--- start AVAILABLE RECORDS ---

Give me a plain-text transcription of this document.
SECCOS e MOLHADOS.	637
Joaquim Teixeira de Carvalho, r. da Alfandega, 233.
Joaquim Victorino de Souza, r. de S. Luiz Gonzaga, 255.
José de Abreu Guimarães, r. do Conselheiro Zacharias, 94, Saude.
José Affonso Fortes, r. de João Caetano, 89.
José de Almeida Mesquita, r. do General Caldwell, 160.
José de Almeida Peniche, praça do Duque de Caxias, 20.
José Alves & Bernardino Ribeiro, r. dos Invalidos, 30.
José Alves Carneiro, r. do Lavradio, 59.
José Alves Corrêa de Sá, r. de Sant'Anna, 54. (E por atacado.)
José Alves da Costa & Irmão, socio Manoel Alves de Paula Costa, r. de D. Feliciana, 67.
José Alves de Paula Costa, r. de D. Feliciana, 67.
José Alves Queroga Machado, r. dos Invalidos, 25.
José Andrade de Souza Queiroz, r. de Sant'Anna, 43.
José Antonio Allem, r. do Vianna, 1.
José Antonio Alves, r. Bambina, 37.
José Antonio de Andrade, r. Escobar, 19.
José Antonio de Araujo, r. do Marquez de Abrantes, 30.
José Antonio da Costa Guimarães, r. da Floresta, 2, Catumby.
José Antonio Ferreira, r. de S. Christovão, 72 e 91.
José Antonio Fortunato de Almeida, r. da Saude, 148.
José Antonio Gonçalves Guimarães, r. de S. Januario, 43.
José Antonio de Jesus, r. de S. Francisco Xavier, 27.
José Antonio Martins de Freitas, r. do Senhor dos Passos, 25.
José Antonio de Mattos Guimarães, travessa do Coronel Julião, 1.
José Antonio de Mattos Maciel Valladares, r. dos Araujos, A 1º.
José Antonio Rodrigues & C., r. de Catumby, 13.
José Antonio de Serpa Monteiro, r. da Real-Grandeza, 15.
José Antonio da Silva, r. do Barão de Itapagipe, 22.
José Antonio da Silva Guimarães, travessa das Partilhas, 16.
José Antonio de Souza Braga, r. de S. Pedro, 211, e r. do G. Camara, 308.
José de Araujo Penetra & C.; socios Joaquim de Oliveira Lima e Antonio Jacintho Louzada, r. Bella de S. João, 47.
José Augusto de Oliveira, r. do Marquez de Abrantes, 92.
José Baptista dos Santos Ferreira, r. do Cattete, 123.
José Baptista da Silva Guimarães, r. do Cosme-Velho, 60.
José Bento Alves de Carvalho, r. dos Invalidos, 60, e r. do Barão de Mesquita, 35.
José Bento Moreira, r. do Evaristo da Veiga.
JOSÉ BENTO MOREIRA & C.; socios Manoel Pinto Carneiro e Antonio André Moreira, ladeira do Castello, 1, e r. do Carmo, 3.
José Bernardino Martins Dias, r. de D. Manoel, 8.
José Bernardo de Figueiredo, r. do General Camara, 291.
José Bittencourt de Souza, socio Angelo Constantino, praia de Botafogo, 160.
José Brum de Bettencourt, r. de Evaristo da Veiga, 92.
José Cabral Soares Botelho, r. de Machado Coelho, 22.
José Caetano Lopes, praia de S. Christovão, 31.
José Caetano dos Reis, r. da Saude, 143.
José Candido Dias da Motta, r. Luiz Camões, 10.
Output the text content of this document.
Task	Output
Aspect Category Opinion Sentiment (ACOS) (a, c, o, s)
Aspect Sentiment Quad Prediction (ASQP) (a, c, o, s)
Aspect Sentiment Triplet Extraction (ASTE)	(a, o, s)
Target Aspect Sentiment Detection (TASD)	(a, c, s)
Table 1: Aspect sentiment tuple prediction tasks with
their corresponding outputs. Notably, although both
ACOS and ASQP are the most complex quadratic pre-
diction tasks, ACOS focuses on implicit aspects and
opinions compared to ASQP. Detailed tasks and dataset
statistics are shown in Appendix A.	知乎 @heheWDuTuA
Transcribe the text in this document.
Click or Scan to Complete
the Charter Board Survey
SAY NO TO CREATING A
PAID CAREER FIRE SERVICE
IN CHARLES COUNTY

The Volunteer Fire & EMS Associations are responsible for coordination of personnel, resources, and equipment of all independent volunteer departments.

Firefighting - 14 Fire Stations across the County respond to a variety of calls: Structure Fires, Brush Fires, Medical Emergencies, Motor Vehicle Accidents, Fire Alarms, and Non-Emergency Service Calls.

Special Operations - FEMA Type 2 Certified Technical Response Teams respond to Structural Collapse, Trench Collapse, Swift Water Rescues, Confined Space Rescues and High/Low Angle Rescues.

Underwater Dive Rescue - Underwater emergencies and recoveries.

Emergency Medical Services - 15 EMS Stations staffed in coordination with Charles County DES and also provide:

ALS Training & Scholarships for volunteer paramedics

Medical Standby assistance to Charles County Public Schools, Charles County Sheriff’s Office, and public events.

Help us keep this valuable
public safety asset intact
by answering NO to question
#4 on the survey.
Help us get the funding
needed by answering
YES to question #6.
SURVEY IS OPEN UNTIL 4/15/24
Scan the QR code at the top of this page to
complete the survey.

--- end AVAILABLE RECORDS ---

Recopy the entries above exactly, with every line included.

• [RESPONSE FOR THIS EXERCISE]
Give me a plain-text transcription of this document.
SECCOS e MOLHADOS.	637
Joaquim Teixeira de Carvalho, r. da Alfandega, 233.
Joaquim Victorino de Souza, r. de S. Luiz Gonzaga, 255.
José de Abreu Guimarães, r. do Conselheiro Zacharias, 94, Saude.
José Affonso Fortes, r. de João Caetano, 89.
José de Almeida Mesquita, r. do General Caldwell, 160.
José de Almeida Peniche, praça do Duque de Caxias, 20.
José Alves & Bernardino Ribeiro, r. dos Invalidos, 30.
José Alves Carneiro, r. do Lavradio, 59.
José Alves Corrêa de Sá, r. de Sant'Anna, 54. (E por atacado.)
José Alves da Costa & Irmão, socio Manoel Alves de Paula Costa, r. de D. Feliciana, 67.
José Alves de Paula Costa, r. de D. Feliciana, 67.
José Alves Queroga Machado, r. dos Invalidos, 25.
José Andrade de Souza Queiroz, r. de Sant'Anna, 43.
José Antonio Allem, r. do Vianna, 1.
José Antonio Alves, r. Bambina, 37.
José Antonio de Andrade, r. Escobar, 19.
José Antonio de Araujo, r. do Marquez de Abrantes, 30.
José Antonio da Costa Guimarães, r. da Floresta, 2, Catumby.
José Antonio Ferreira, r. de S. Christovão, 72 e 91.
José Antonio Fortunato de Almeida, r. da Saude, 148.
José Antonio Gonçalves Guimarães, r. de S. Januario, 43.
José Antonio de Jesus, r. de S. Francisco Xavier, 27.
José Antonio Martins de Freitas, r. do Senhor dos Passos, 25.
José Antonio de Mattos Guimarães, travessa do Coronel Julião, 1.
José Antonio de Mattos Maciel Valladares, r. dos Araujos, A 1º.
José Antonio Rodrigues & C., r. de Catumby, 13.
José Antonio de Serpa Monteiro, r. da Real-Grandeza, 15.
José Antonio da Silva, r. do Barão de Itapagipe, 22.
José Antonio da Silva Guimarães, travessa das Partilhas, 16.
José Antonio de Souza Braga, r. de S. Pedro, 211, e r. do G. Camara, 308.
José de Araujo Penetra & C.; socios Joaquim de Oliveira Lima e Antonio Jacintho Louzada, r. Bella de S. João, 47.
José Augusto de Oliveira, r. do Marquez de Abrantes, 92.
José Baptista dos Santos Ferreira, r. do Cattete, 123.
José Baptista da Silva Guimarães, r. do Cosme-Velho, 60.
José Bento Alves de Carvalho, r. dos Invalidos, 60, e r. do Barão de Mesquita, 35.
José Bento Moreira, r. do Evaristo da Veiga.
JOSÉ BENTO MOREIRA & C.; socios Manoel Pinto Carneiro e Antonio André Moreira, ladeira do Castello, 1, e r. do Carmo, 3.
José Bernardino Martins Dias, r. de D. Manoel, 8.
José Bernardo de Figueiredo, r. do General Camara, 291.
José Bittencourt de Souza, socio Angelo Constantino, praia de Botafogo, 160.
José Brum de Bettencourt, r. de Evaristo da Veiga, 92.
José Cabral Soares Botelho, r. de Machado Coelho, 22.
José Caetano Lopes, praia de S. Christovão, 31.
José Caetano dos Reis, r. da Saude, 143.
José Candido Dias da Motta, r. Luiz Camões, 10.
Output the text content of this document.
Task	Output
Aspect Category Opinion Sentiment (ACOS) (a, c, o, s)
Aspect Sentiment Quad Prediction (ASQP) (a, c, o, s)
Aspect Sentiment Triplet Extraction (ASTE)	(a, o, s)
Target Aspect Sentiment Detection (TASD)	(a, c, s)
Table 1: Aspect sentiment tuple prediction tasks with
their corresponding outputs. Notably, although both
ACOS and ASQP are the most complex quadratic pre-
diction tasks, ACOS focuses on implicit aspects and
opinions compared to ASQP. Detailed tasks and dataset
statistics are shown in Appendix A.	知乎 @heheWDuTuA
Transcribe the text in this document.
Click or Scan to Complete
the Charter Board Survey
SAY NO TO CREATING A
PAID CAREER FIRE SERVICE
IN CHARLES COUNTY

The Volunteer Fire & EMS Associations are responsible for coordination of personnel, resources, and equipment of all independent volunteer departments.

Firefighting - 14 Fire Stations across the County respond to a variety of calls: Structure Fires, Brush Fires, Medical Emergencies, Motor Vehicle Accidents, Fire Alarms, and Non-Emergency Service Calls.

Special Operations - FEMA Type 2 Certified Technical Response Teams respond to Structural Collapse, Trench Collapse, Swift Water Rescues, Confined Space Rescues and High/Low Angle Rescues.

Underwater Dive Rescue - Underwater emergencies and recoveries.

Emergency Medical Services - 15 EMS Stations staffed in coordination with Charles County DES and also provide:

ALS Training & Scholarships for volunteer paramedics

Medical Standby assistance to Charles County Public Schools, Charles County Sheriff’s Office, and public events.

Help us keep this valuable
public safety asset intact
by answering NO to question
#4 on the survey.
Help us get the funding
needed by answering
YES to question #6.
SURVEY IS OPEN UNTIL 4/15/24
Scan the QR code at the top of this page to
complete the survey.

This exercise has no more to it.